* **REQUIRED TASK**:
Set down the whole listing verbatim.

Extracts from a graphics dataset:
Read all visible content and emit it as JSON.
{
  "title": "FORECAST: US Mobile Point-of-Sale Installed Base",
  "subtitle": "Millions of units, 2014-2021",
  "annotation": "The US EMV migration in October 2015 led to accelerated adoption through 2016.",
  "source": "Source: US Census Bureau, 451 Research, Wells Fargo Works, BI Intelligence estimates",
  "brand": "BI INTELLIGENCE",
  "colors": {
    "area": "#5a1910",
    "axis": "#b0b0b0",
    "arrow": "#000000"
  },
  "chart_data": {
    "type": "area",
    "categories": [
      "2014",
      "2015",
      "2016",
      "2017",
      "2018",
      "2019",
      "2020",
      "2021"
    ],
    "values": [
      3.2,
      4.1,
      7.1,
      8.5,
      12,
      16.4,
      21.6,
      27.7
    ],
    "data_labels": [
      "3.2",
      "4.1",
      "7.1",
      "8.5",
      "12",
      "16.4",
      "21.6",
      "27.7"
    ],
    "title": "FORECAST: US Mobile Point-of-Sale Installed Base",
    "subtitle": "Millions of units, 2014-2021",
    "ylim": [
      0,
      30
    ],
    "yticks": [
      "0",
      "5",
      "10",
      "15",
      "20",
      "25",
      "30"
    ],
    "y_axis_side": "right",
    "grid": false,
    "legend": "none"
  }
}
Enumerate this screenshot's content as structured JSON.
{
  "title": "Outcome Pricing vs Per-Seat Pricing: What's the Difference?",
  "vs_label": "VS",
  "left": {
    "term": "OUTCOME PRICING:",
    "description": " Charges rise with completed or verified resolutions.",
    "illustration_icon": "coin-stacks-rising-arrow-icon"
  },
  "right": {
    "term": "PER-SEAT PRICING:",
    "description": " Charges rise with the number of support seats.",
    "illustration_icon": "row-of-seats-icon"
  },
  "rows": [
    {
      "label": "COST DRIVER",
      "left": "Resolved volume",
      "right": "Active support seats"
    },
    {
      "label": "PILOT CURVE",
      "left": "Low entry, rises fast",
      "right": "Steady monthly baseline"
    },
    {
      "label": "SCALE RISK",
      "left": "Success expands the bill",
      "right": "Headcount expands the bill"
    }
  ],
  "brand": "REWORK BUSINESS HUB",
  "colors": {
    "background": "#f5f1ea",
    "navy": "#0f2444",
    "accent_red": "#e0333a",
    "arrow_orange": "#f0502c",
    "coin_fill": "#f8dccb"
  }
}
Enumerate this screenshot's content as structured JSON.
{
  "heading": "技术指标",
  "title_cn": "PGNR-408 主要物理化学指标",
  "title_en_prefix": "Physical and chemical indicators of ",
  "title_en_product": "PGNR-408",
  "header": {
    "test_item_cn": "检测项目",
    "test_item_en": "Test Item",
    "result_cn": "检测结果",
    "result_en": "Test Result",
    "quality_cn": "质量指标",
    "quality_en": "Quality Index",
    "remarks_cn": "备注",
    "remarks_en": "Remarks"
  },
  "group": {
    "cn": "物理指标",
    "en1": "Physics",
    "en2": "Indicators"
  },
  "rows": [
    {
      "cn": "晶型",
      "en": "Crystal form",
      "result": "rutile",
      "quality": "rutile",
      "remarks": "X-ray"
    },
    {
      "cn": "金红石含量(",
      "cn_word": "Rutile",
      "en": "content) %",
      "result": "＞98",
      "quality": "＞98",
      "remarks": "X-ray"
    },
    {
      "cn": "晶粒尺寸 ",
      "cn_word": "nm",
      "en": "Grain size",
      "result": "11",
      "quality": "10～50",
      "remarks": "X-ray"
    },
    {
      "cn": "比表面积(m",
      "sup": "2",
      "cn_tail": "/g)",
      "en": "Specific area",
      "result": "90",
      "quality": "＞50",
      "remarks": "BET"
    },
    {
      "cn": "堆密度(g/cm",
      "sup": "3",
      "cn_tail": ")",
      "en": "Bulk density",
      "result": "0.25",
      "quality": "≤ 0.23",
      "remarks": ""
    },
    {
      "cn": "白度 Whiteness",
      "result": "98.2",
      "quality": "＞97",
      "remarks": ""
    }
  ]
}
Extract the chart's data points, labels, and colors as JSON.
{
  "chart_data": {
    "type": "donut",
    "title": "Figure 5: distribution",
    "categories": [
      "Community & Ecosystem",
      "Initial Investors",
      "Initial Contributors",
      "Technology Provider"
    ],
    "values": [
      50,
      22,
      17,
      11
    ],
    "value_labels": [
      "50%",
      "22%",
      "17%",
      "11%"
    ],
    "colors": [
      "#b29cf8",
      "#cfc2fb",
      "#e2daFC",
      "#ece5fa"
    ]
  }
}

* **RESULT FOR THIS EXERCISE**:
Read all visible content and emit it as JSON.
{
  "title": "FORECAST: US Mobile Point-of-Sale Installed Base",
  "subtitle": "Millions of units, 2014-2021",
  "annotation": "The US EMV migration in October 2015 led to accelerated adoption through 2016.",
  "source": "Source: US Census Bureau, 451 Research, Wells Fargo Works, BI Intelligence estimates",
  "brand": "BI INTELLIGENCE",
  "colors": {
    "area": "#5a1910",
    "axis": "#b0b0b0",
    "arrow": "#000000"
  },
  "chart_data": {
    "type": "area",
    "categories": [
      "2014",
      "2015",
      "2016",
      "2017",
      "2018",
      "2019",
      "2020",
      "2021"
    ],
    "values": [
      3.2,
      4.1,
      7.1,
      8.5,
      12,
      16.4,
      21.6,
      27.7
    ],
    "data_labels": [
      "3.2",
      "4.1",
      "7.1",
      "8.5",
      "12",
      "16.4",
      "21.6",
      "27.7"
    ],
    "title": "FORECAST: US Mobile Point-of-Sale Installed Base",
    "subtitle": "Millions of units, 2014-2021",
    "ylim": [
      0,
      30
    ],
    "yticks": [
      "0",
      "5",
      "10",
      "15",
      "20",
      "25",
      "30"
    ],
    "y_axis_side": "right",
    "grid": false,
    "legend": "none"
  }
}
Enumerate this screenshot's content as structured JSON.
{
  "title": "Outcome Pricing vs Per-Seat Pricing: What's the Difference?",
  "vs_label": "VS",
  "left": {
    "term": "OUTCOME PRICING:",
    "description": " Charges rise with completed or verified resolutions.",
    "illustration_icon": "coin-stacks-rising-arrow-icon"
  },
  "right": {
    "term": "PER-SEAT PRICING:",
    "description": " Charges rise with the number of support seats.",
    "illustration_icon": "row-of-seats-icon"
  },
  "rows": [
    {
      "label": "COST DRIVER",
      "left": "Resolved volume",
      "right": "Active support seats"
    },
    {
      "label": "PILOT CURVE",
      "left": "Low entry, rises fast",
      "right": "Steady monthly baseline"
    },
    {
      "label": "SCALE RISK",
      "left": "Success expands the bill",
      "right": "Headcount expands the bill"
    }
  ],
  "brand": "REWORK BUSINESS HUB",
  "colors": {
    "background": "#f5f1ea",
    "navy": "#0f2444",
    "accent_red": "#e0333a",
    "arrow_orange": "#f0502c",
    "coin_fill": "#f8dccb"
  }
}
Enumerate this screenshot's content as structured JSON.
{
  "heading": "技术指标",
  "title_cn": "PGNR-408 主要物理化学指标",
  "title_en_prefix": "Physical and chemical indicators of ",
  "title_en_product": "PGNR-408",
  "header": {
    "test_item_cn": "检测项目",
    "test_item_en": "Test Item",
    "result_cn": "检测结果",
    "result_en": "Test Result",
    "quality_cn": "质量指标",
    "quality_en": "Quality Index",
    "remarks_cn": "备注",
    "remarks_en": "Remarks"
  },
  "group": {
    "cn": "物理指标",
    "en1": "Physics",
    "en2": "Indicators"
  },
  "rows": [
    {
      "cn": "晶型",
      "en": "Crystal form",
      "result": "rutile",
      "quality": "rutile",
      "remarks": "X-ray"
    },
    {
      "cn": "金红石含量(",
      "cn_word": "Rutile",
      "en": "content) %",
      "result": "＞98",
      "quality": "＞98",
      "remarks": "X-ray"
    },
    {
      "cn": "晶粒尺寸 ",
      "cn_word": "nm",
      "en": "Grain size",
      "result": "11",
      "quality": "10～50",
      "remarks": "X-ray"
    },
    {
      "cn": "比表面积(m",
      "sup": "2",
      "cn_tail": "/g)",
      "en": "Specific area",
      "result": "90",
      "quality": "＞50",
      "remarks": "BET"
    },
    {
      "cn": "堆密度(g/cm",
      "sup": "3",
      "cn_tail": ")",
      "en": "Bulk density",
      "result": "0.25",
      "quality": "≤ 0.23",
      "remarks": ""
    },
    {
      "cn": "白度 Whiteness",
      "result": "98.2",
      "quality": "＞97",
      "remarks": ""
    }
  ]
}
Extract the chart's data points, labels, and colors as JSON.
{
  "chart_data": {
    "type": "donut",
    "title": "Figure 5: distribution",
    "categories": [
      "Community & Ecosystem",
      "Initial Investors",
      "Initial Contributors",
      "Technology Provider"
    ],
    "values": [
      50,
      22,
      17,
      11
    ],
    "value_labels": [
      "50%",
      "22%",
      "17%",
      "11%"
    ],
    "colors": [
      "#b29cf8",
      "#cfc2fb",
      "#e2daFC",
      "#ece5fa"
    ]
  }
}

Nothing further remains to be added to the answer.